- MATERIAL SHOWN
_ _ _ _ _ _ _

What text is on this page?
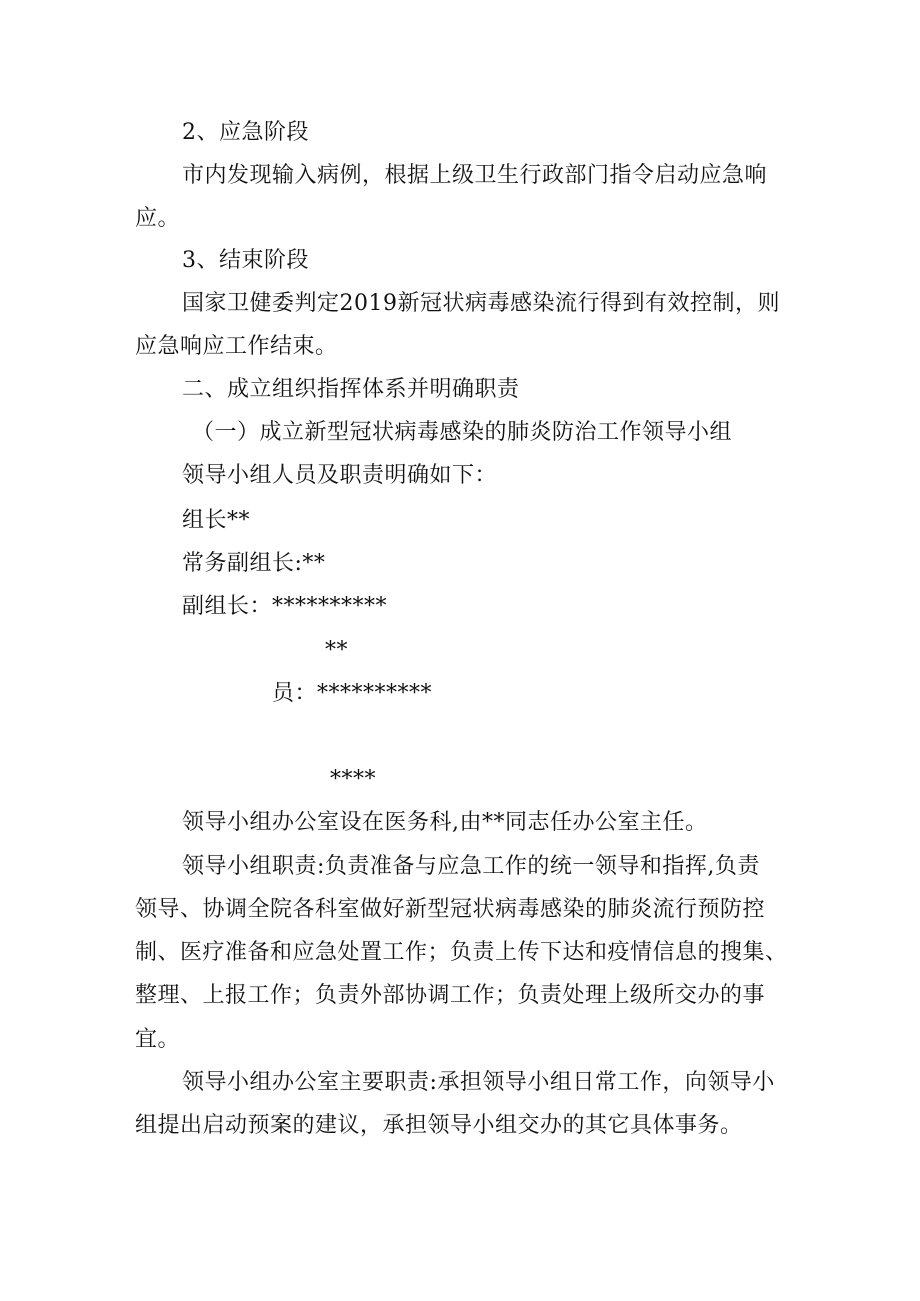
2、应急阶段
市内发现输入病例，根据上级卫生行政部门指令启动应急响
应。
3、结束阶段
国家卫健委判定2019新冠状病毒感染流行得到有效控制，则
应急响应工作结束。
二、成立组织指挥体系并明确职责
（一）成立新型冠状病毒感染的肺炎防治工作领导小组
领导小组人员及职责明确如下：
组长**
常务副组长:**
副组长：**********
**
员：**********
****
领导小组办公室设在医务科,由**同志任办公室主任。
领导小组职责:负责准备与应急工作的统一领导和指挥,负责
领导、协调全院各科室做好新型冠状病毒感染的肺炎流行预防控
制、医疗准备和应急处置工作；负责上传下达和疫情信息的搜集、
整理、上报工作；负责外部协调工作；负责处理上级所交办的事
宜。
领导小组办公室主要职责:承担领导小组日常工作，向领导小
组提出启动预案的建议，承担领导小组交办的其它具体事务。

_ _ _ _ _ _ _

Repeat each entry above word for word, leaving every picture out.

- FULL ANSWER
What text is on this page?
2、应急阶段
市内发现输入病例，根据上级卫生行政部门指令启动应急响
应。
3、结束阶段
国家卫健委判定2019新冠状病毒感染流行得到有效控制，则
应急响应工作结束。
二、成立组织指挥体系并明确职责
（一）成立新型冠状病毒感染的肺炎防治工作领导小组
领导小组人员及职责明确如下：
组长**
常务副组长:**
副组长：**********
**
员：**********
****
领导小组办公室设在医务科,由**同志任办公室主任。
领导小组职责:负责准备与应急工作的统一领导和指挥,负责
领导、协调全院各科室做好新型冠状病毒感染的肺炎流行预防控
制、医疗准备和应急处置工作；负责上传下达和疫情信息的搜集、
整理、上报工作；负责外部协调工作；负责处理上级所交办的事
宜。
领导小组办公室主要职责:承担领导小组日常工作，向领导小
组提出启动预案的建议，承担领导小组交办的其它具体事务。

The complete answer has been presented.